--- start GIVEN ENTRIES ---
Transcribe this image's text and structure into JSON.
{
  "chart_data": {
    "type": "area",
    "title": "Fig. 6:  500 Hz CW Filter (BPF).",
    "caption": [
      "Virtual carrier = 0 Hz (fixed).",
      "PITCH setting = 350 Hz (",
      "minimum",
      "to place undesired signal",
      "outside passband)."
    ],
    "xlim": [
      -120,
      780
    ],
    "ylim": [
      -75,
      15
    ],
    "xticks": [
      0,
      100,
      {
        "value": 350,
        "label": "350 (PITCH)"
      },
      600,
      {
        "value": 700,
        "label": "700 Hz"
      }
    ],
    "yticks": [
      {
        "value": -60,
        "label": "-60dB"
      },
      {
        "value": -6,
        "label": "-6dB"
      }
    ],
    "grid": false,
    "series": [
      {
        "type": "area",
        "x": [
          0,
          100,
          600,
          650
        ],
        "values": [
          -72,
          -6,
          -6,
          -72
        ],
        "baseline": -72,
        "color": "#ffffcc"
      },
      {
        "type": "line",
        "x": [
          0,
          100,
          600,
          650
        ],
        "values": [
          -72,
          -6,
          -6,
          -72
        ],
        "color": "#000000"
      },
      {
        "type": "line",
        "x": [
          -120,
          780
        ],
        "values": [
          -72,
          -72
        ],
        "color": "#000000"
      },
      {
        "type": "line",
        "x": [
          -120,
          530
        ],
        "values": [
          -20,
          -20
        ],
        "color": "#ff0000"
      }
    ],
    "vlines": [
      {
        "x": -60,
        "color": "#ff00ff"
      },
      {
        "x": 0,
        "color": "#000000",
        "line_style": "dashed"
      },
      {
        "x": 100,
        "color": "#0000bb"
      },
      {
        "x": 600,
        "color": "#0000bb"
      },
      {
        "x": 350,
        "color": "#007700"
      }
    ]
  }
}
--- end GIVEN ENTRIES ---
THE PROBLEM:
Copy down every line of the entries containing the word "color".

RESULT OF THIS TASK:
        "color": "#ffffcc"
        "color": "#000000"
        "color": "#000000"
        "color": "#ff0000"
        "color": "#ff00ff"
        "color": "#000000",
        "color": "#0000bb"
        "color": "#0000bb"
        "color": "#007700"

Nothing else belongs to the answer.